START MATERIAL TO PROCESS

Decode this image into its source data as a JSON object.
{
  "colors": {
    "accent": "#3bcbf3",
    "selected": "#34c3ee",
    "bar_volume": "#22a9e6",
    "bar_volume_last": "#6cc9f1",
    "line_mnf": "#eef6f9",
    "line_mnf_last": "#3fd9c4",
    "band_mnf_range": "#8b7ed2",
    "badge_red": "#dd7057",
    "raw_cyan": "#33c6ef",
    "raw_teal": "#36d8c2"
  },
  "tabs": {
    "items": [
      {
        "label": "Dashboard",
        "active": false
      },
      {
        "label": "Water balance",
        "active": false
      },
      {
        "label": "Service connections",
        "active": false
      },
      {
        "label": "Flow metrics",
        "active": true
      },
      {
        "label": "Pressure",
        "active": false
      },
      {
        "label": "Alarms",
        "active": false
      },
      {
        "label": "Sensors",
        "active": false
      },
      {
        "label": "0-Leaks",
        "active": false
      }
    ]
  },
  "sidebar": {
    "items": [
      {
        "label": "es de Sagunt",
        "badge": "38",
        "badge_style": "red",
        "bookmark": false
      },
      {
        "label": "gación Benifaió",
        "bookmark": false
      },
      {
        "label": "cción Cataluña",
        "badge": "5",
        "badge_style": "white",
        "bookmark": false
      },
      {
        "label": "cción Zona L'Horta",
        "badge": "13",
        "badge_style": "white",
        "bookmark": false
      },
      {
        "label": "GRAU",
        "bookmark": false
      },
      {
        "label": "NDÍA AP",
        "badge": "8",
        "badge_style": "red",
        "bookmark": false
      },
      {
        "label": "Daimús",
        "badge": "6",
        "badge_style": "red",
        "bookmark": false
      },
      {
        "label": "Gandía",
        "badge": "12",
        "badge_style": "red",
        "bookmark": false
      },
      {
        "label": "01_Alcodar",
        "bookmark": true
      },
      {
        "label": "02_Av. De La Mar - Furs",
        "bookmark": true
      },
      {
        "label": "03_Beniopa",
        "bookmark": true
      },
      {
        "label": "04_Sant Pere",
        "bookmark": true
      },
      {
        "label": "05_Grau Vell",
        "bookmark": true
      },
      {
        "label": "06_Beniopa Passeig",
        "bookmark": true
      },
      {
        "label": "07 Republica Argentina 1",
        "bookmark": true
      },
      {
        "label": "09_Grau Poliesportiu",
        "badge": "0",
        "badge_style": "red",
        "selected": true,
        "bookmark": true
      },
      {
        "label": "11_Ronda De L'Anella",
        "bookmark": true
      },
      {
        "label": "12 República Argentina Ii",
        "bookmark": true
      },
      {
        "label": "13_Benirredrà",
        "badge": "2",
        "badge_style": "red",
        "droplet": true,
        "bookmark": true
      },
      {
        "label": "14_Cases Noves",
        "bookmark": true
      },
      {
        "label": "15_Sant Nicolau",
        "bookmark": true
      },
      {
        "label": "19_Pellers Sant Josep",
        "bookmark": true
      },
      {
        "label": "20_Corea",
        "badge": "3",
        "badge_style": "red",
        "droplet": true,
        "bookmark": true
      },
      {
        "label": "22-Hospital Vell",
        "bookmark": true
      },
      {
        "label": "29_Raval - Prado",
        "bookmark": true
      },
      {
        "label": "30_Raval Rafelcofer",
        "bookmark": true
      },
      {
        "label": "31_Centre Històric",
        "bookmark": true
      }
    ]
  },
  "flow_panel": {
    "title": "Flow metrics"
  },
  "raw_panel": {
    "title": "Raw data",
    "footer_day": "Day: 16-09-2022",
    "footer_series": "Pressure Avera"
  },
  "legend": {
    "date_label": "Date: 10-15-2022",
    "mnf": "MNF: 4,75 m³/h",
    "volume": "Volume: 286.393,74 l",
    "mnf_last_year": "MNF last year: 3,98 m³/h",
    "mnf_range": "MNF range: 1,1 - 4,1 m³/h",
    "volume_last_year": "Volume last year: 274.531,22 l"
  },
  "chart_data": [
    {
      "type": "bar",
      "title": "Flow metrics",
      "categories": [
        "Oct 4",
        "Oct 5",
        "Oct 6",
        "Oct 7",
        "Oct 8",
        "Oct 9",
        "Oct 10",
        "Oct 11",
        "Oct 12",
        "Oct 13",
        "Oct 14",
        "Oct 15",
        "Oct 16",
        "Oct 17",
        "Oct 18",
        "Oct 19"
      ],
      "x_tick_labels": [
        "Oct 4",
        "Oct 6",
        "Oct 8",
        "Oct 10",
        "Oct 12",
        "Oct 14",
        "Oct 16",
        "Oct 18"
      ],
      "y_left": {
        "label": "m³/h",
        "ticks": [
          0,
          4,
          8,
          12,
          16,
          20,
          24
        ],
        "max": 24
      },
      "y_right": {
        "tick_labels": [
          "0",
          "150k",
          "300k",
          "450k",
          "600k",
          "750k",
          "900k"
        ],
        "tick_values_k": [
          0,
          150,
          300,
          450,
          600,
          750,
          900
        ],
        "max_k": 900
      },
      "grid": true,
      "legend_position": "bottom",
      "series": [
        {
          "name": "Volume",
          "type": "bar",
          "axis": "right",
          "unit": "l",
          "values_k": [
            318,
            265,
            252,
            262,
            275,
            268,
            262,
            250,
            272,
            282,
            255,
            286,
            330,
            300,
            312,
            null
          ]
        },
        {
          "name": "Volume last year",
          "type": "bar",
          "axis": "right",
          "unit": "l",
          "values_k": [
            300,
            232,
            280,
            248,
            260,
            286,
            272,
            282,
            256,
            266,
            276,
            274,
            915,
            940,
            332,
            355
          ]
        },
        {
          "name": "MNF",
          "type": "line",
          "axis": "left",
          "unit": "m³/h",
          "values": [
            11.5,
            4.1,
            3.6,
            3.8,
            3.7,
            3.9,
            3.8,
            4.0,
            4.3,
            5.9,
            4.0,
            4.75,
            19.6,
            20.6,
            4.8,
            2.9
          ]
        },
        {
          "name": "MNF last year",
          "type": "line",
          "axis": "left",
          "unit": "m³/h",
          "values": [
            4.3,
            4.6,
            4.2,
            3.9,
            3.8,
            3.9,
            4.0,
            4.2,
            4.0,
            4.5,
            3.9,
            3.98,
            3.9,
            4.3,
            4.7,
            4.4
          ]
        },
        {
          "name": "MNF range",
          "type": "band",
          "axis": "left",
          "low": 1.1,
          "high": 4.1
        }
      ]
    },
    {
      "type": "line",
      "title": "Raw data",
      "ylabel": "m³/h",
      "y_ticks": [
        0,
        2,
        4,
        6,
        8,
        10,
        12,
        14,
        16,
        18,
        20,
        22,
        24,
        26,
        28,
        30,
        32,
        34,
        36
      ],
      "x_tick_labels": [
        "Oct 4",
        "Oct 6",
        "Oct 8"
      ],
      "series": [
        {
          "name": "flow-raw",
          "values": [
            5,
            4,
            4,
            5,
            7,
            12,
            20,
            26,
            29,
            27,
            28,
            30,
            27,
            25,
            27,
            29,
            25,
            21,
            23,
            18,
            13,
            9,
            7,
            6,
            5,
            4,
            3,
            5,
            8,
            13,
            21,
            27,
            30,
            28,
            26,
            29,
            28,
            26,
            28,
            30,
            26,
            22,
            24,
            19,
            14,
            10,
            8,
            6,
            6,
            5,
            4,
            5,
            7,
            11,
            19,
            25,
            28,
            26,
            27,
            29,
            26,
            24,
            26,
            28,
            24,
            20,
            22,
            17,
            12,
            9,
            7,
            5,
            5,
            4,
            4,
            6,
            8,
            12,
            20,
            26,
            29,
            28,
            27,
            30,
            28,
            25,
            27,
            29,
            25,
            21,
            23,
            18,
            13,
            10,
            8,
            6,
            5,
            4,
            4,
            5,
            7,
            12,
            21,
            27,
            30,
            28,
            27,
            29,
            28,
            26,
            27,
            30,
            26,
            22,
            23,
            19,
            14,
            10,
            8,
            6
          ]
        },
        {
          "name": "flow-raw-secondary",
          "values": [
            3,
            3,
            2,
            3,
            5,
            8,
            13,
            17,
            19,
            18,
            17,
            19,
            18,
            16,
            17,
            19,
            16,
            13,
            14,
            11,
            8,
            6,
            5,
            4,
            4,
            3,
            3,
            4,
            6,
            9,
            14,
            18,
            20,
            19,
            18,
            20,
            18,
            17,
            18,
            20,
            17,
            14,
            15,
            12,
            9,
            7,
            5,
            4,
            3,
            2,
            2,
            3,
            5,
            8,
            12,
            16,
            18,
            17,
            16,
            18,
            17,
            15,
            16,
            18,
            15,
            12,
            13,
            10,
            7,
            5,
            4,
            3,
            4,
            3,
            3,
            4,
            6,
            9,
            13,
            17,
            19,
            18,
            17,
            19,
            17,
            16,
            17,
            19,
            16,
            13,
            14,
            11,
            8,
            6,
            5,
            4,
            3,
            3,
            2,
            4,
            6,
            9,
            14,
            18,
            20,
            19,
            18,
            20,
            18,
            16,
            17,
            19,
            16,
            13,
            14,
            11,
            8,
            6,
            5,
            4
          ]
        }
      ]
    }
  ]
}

END MATERIAL TO PROCESS

TO BE DONE:
Filter the records for lines holding the string "title". Copy each one.

THE SOLUTION:
    "title": "Flow metrics"
    "title": "Raw data",
      "title": "Flow metrics",
      "title": "Raw data",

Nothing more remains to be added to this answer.